Data lines
··········

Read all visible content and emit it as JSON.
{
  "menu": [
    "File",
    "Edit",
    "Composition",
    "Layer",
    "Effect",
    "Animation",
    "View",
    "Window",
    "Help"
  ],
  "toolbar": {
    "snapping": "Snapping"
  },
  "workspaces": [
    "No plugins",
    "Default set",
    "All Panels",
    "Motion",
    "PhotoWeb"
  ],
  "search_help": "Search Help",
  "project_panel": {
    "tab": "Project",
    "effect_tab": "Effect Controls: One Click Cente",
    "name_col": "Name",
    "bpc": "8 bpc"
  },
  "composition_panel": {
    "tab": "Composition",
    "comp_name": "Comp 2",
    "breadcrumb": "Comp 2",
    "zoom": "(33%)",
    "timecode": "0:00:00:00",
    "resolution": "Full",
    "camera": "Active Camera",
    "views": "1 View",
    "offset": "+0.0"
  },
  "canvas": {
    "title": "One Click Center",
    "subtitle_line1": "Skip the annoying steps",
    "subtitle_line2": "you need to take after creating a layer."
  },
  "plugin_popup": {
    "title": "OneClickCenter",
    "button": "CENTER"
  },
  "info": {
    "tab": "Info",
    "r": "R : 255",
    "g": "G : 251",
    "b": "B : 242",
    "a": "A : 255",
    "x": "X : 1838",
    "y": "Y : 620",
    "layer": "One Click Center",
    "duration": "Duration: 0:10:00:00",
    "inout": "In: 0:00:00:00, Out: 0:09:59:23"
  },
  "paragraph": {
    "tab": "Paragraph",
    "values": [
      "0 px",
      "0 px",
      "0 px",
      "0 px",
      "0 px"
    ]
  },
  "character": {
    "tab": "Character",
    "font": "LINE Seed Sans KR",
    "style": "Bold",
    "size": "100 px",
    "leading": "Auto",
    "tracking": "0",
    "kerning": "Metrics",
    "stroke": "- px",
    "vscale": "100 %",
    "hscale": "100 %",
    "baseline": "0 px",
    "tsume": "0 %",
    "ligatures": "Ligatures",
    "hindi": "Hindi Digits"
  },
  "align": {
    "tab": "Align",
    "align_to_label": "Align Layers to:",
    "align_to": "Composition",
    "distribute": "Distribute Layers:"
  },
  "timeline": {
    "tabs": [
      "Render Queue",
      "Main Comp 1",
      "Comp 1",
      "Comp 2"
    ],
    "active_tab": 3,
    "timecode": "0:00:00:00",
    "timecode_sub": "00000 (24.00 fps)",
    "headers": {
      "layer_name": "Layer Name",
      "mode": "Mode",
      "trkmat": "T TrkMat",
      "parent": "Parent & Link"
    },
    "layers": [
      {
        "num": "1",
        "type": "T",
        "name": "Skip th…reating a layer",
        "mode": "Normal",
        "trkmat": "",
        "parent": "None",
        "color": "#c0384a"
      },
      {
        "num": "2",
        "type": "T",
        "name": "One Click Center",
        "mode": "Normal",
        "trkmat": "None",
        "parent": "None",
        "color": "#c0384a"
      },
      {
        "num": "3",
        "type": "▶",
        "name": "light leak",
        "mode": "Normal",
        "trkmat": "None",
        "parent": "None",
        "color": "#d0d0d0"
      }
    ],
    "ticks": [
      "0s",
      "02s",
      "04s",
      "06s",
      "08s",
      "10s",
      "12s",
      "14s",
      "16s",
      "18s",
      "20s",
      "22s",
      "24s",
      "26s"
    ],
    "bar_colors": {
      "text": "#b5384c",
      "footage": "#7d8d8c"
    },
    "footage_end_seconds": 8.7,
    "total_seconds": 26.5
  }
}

··········

Request
Give the data again, exactly as it stands.

Final result
Read all visible content and emit it as JSON.
{
  "menu": [
    "File",
    "Edit",
    "Composition",
    "Layer",
    "Effect",
    "Animation",
    "View",
    "Window",
    "Help"
  ],
  "toolbar": {
    "snapping": "Snapping"
  },
  "workspaces": [
    "No plugins",
    "Default set",
    "All Panels",
    "Motion",
    "PhotoWeb"
  ],
  "search_help": "Search Help",
  "project_panel": {
    "tab": "Project",
    "effect_tab": "Effect Controls: One Click Cente",
    "name_col": "Name",
    "bpc": "8 bpc"
  },
  "composition_panel": {
    "tab": "Composition",
    "comp_name": "Comp 2",
    "breadcrumb": "Comp 2",
    "zoom": "(33%)",
    "timecode": "0:00:00:00",
    "resolution": "Full",
    "camera": "Active Camera",
    "views": "1 View",
    "offset": "+0.0"
  },
  "canvas": {
    "title": "One Click Center",
    "subtitle_line1": "Skip the annoying steps",
    "subtitle_line2": "you need to take after creating a layer."
  },
  "plugin_popup": {
    "title": "OneClickCenter",
    "button": "CENTER"
  },
  "info": {
    "tab": "Info",
    "r": "R : 255",
    "g": "G : 251",
    "b": "B : 242",
    "a": "A : 255",
    "x": "X : 1838",
    "y": "Y : 620",
    "layer": "One Click Center",
    "duration": "Duration: 0:10:00:00",
    "inout": "In: 0:00:00:00, Out: 0:09:59:23"
  },
  "paragraph": {
    "tab": "Paragraph",
    "values": [
      "0 px",
      "0 px",
      "0 px",
      "0 px",
      "0 px"
    ]
  },
  "character": {
    "tab": "Character",
    "font": "LINE Seed Sans KR",
    "style": "Bold",
    "size": "100 px",
    "leading": "Auto",
    "tracking": "0",
    "kerning": "Metrics",
    "stroke": "- px",
    "vscale": "100 %",
    "hscale": "100 %",
    "baseline": "0 px",
    "tsume": "0 %",
    "ligatures": "Ligatures",
    "hindi": "Hindi Digits"
  },
  "align": {
    "tab": "Align",
    "align_to_label": "Align Layers to:",
    "align_to": "Composition",
    "distribute": "Distribute Layers:"
  },
  "timeline": {
    "tabs": [
      "Render Queue",
      "Main Comp 1",
      "Comp 1",
      "Comp 2"
    ],
    "active_tab": 3,
    "timecode": "0:00:00:00",
    "timecode_sub": "00000 (24.00 fps)",
    "headers": {
      "layer_name": "Layer Name",
      "mode": "Mode",
      "trkmat": "T TrkMat",
      "parent": "Parent & Link"
    },
    "layers": [
      {
        "num": "1",
        "type": "T",
        "name": "Skip th…reating a layer",
        "mode": "Normal",
        "trkmat": "",
        "parent": "None",
        "color": "#c0384a"
      },
      {
        "num": "2",
        "type": "T",
        "name": "One Click Center",
        "mode": "Normal",
        "trkmat": "None",
        "parent": "None",
        "color": "#c0384a"
      },
      {
        "num": "3",
        "type": "▶",
        "name": "light leak",
        "mode": "Normal",
        "trkmat": "None",
        "parent": "None",
        "color": "#d0d0d0"
      }
    ],
    "ticks": [
      "0s",
      "02s",
      "04s",
      "06s",
      "08s",
      "10s",
      "12s",
      "14s",
      "16s",
      "18s",
      "20s",
      "22s",
      "24s",
      "26s"
    ],
    "bar_colors": {
      "text": "#b5384c",
      "footage": "#7d8d8c"
    },
    "footage_end_seconds": 8.7,
    "total_seconds": 26.5
  }
}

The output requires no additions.